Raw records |
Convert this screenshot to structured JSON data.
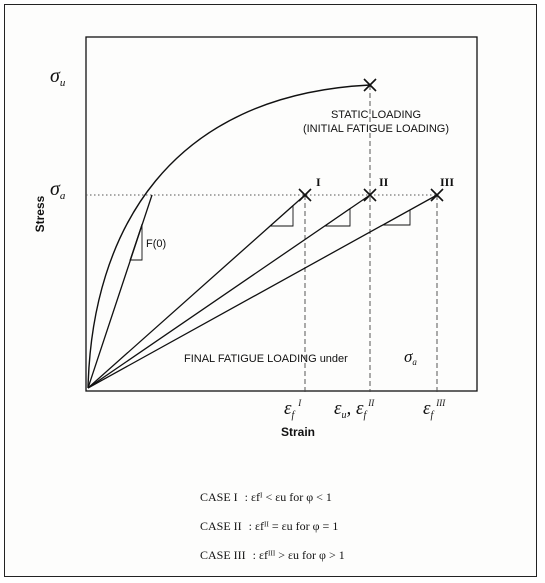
{
  "diagram": {
    "y_axis_label": "Stress",
    "x_axis_label": "Strain",
    "sigma_u_label": "σ",
    "sigma_u_sub": "u",
    "sigma_a_label": "σ",
    "sigma_a_sub": "a",
    "static_loading_line1": "STATIC LOADING",
    "static_loading_line2": "(INITIAL FATIGUE LOADING)",
    "initial_slope_label": "F(0)",
    "final_loading_label": "FINAL FATIGUE LOADING under",
    "final_loading_symbol": "σ",
    "final_loading_sub": "a",
    "case_markers": [
      "I",
      "II",
      "III"
    ],
    "strain_labels": [
      "εf ᴵ",
      "εu , εf ᴵᴵ",
      "εf ᴵᴵᴵ"
    ],
    "eps_f_I": "ε",
    "eps_f_I_sub": "f",
    "eps_f_I_sup": "I",
    "eps_u": "ε",
    "eps_u_sub": "u",
    "eps_f_II": "ε",
    "eps_f_II_sub": "f",
    "eps_f_II_sup": "II",
    "eps_f_III": "ε",
    "eps_f_III_sub": "f",
    "eps_f_III_sup": "III"
  },
  "cases": [
    {
      "name": "CASE  I",
      "relation": ": εfᴵ < εu  for  φ < 1"
    },
    {
      "name": "CASE  II",
      "relation": ": εfᴵᴵ = εu  for  φ = 1"
    },
    {
      "name": "CASE  III",
      "relation": ": εfᴵᴵᴵ > εu  for  φ > 1"
    }
  ]
}
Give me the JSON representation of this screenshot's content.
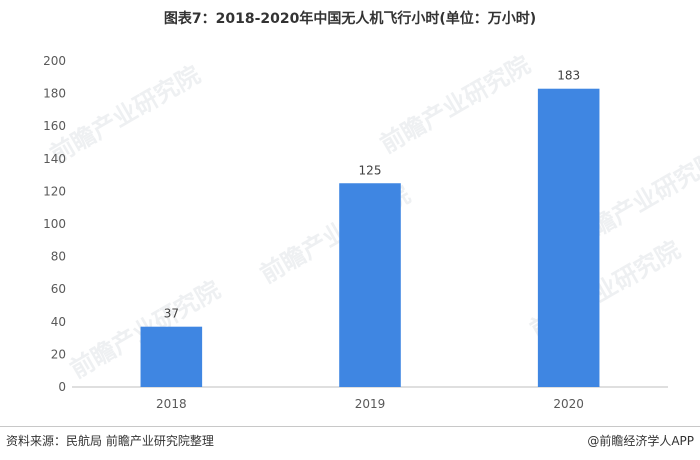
{
  "chart_data": {
    "type": "bar",
    "title": "图表7：2018-2020年中国无人机飞行小时(单位：万小时)",
    "categories": [
      "2018",
      "2019",
      "2020"
    ],
    "values": [
      37,
      125,
      183
    ],
    "data_labels": [
      "37",
      "125",
      "183"
    ],
    "ylim": [
      0,
      200
    ],
    "yticks": [
      "0",
      "20",
      "40",
      "60",
      "80",
      "100",
      "120",
      "140",
      "160",
      "180",
      "200"
    ],
    "grid": false,
    "legend": "none",
    "bar_color": "#3f86e2"
  },
  "footer": {
    "source": "资料来源：民航局 前瞻产业研究院整理",
    "credit": "@前瞻经济学人APP"
  },
  "watermark": {
    "text": "前瞻产业研究院"
  }
}
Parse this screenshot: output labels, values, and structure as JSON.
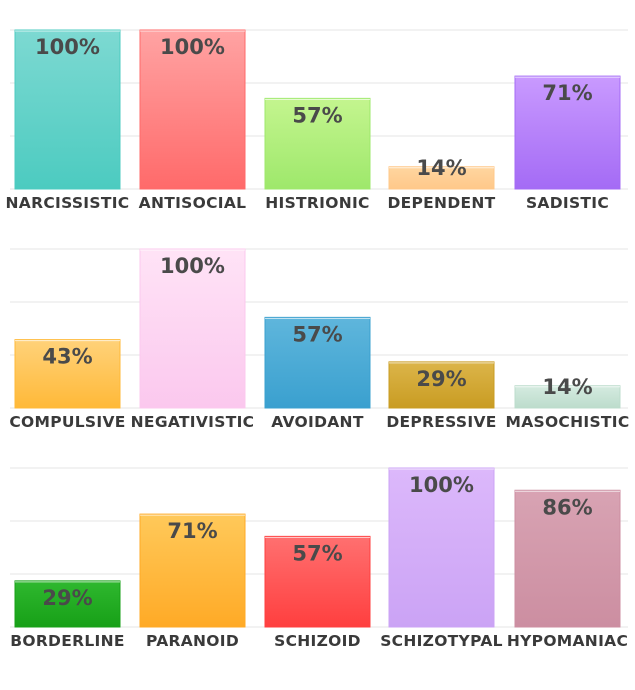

What you need to do |
Extract, word for word, every line from the one containing "Give me the" to the end of the data above, both ends included, and leave out the pictures.

Completed exercise |
Give me the JSON representation of this screenshot's content.
{
  "chart_data": {
    "type": "bar",
    "title": "图表7：2018-2020年中国无人机飞行小时(单位：万小时)",
    "categories": [
      "2018",
      "2019",
      "2020"
    ],
    "values": [
      37,
      125,
      183
    ],
    "data_labels": [
      "37",
      "125",
      "183"
    ],
    "ylim": [
      0,
      200
    ],
    "yticks": [
      "0",
      "20",
      "40",
      "60",
      "80",
      "100",
      "120",
      "140",
      "160",
      "180",
      "200"
    ],
    "grid": false,
    "legend": "none",
    "bar_color": "#3f86e2"
  },
  "footer": {
    "source": "资料来源：民航局 前瞻产业研究院整理",
    "credit": "@前瞻经济学人APP"
  },
  "watermark": {
    "text": "前瞻产业研究院"
  }
}
Parse this screenshot: output labels, values, and structure as JSON.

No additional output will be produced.